(GOAL) Copy every line of the following data that includes the string "dependencies".

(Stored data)

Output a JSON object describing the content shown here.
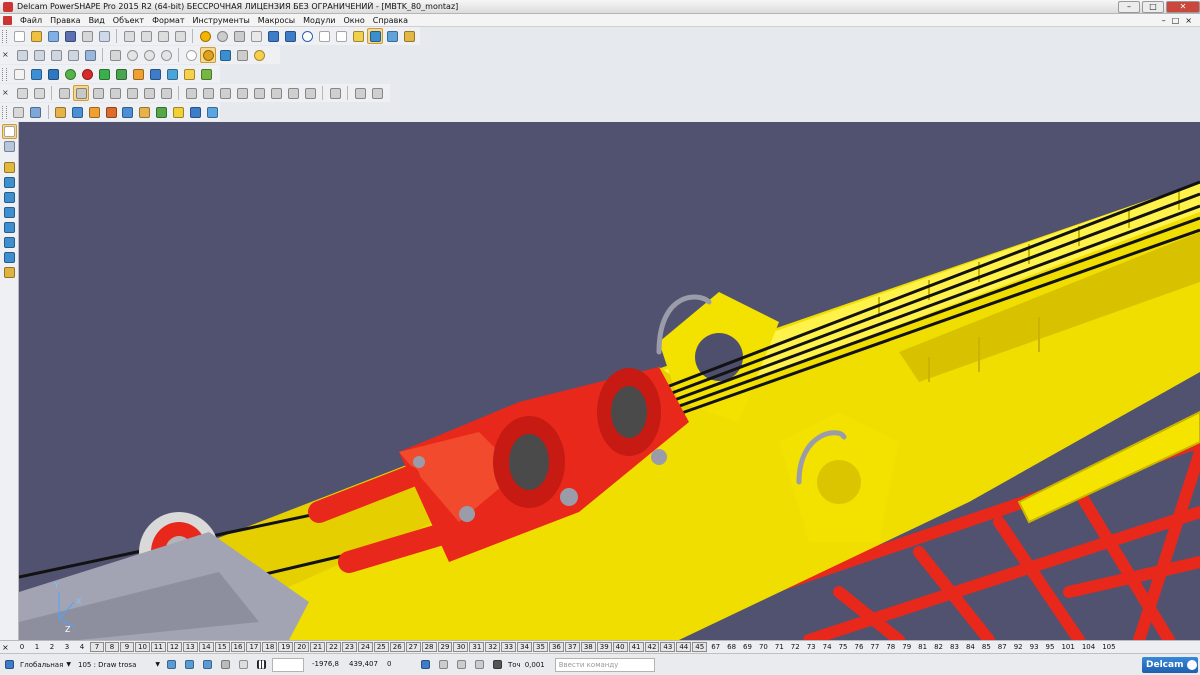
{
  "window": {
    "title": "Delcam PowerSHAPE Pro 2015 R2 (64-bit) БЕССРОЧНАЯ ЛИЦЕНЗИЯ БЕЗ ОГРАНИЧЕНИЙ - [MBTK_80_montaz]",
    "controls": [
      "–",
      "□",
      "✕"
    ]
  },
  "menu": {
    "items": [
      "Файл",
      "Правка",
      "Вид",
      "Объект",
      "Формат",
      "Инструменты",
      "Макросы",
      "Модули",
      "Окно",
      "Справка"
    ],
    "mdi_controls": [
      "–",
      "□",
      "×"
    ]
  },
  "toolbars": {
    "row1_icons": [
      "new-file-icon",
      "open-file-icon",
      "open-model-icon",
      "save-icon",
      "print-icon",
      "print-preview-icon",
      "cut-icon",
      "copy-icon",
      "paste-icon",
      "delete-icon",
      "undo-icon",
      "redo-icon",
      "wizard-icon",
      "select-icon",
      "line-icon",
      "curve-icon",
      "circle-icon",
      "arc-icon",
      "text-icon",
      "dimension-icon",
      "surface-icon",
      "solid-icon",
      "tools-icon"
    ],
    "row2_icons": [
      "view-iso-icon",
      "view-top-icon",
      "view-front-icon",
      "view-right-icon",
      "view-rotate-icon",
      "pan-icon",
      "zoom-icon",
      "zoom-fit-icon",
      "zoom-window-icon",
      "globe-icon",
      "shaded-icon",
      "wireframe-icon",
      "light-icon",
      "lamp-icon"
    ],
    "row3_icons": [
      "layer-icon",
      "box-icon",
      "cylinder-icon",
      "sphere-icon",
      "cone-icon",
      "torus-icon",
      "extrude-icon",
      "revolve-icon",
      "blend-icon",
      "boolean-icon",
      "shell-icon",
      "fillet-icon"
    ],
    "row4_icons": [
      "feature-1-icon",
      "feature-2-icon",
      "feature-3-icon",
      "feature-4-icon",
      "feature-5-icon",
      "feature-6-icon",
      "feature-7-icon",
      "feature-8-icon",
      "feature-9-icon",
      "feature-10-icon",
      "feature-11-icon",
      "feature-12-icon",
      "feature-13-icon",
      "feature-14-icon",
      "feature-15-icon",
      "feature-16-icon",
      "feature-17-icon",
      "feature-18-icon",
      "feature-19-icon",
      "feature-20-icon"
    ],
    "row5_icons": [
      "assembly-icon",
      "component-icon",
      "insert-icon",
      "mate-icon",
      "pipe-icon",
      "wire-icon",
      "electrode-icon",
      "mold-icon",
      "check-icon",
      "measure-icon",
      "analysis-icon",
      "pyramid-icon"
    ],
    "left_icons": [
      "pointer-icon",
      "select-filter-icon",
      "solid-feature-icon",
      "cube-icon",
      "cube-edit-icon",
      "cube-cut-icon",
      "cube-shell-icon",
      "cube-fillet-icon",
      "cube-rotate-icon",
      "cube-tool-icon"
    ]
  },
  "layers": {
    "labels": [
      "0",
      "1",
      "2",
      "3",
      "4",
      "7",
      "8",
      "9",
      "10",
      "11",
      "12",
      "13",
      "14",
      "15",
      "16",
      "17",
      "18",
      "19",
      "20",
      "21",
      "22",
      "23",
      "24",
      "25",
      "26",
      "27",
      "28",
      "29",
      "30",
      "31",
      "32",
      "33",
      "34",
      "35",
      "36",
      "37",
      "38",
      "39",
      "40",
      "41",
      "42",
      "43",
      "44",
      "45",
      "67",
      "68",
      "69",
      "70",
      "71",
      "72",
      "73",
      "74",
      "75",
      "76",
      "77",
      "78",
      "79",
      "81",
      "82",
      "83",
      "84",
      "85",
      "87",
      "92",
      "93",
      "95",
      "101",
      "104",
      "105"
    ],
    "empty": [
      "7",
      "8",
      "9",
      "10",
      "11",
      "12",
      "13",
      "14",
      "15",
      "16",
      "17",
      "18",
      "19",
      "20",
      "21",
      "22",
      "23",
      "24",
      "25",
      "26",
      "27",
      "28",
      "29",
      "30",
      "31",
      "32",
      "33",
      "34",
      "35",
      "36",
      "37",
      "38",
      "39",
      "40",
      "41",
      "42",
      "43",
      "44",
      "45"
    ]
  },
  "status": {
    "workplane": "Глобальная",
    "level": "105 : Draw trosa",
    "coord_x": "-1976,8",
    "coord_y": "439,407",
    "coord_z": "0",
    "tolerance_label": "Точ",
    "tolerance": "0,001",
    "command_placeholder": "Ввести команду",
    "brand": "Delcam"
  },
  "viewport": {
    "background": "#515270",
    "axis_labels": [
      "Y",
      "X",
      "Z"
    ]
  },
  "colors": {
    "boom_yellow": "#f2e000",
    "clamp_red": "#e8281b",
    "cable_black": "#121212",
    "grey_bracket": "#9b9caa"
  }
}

--

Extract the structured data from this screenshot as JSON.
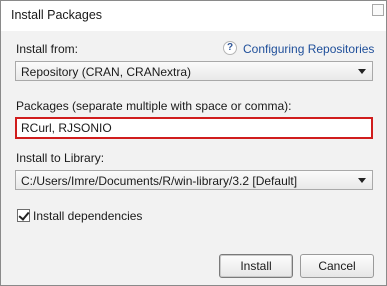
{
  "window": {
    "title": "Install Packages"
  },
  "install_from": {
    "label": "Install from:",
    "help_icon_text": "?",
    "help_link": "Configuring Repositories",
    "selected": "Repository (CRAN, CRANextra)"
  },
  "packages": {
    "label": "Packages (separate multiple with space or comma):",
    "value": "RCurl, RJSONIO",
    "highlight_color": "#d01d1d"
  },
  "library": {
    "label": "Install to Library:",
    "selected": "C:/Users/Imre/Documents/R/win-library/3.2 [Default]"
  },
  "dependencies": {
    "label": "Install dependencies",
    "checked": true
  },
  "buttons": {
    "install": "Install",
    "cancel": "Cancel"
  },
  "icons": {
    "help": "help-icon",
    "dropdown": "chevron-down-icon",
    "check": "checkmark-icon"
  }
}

...

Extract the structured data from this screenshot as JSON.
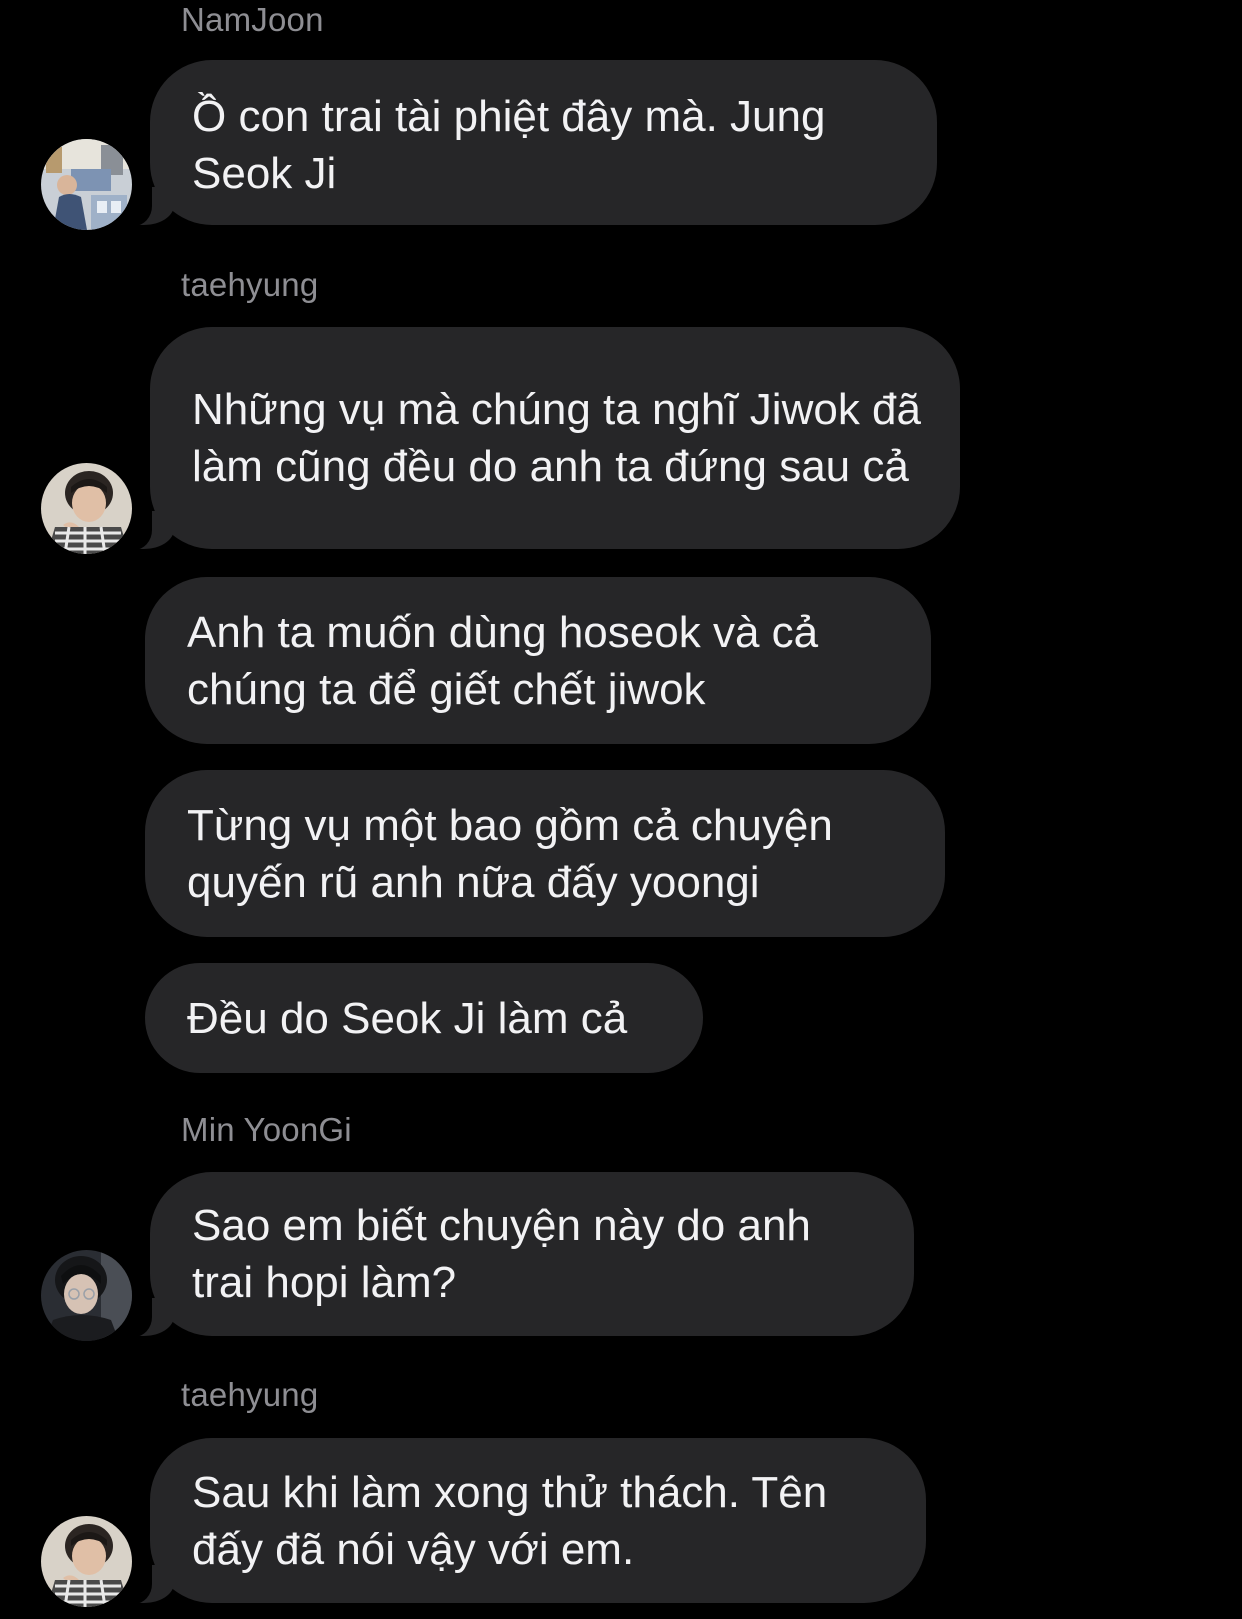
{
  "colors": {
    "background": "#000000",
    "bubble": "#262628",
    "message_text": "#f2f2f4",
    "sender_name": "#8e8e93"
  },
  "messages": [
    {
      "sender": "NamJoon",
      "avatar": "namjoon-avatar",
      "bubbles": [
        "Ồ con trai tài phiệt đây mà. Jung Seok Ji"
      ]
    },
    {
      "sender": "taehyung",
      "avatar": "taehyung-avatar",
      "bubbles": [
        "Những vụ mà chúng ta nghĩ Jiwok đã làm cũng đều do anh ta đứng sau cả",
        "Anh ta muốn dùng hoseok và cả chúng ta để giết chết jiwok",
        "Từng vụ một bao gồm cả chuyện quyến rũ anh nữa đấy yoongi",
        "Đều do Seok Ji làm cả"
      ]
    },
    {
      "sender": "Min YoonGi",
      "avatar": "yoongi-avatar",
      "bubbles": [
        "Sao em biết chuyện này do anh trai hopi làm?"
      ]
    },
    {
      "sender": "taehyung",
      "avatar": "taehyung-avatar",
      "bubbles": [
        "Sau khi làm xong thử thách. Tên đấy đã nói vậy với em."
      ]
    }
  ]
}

(COMPLETED TASK)
  "dependencies": {
    "label": "Install dependencies",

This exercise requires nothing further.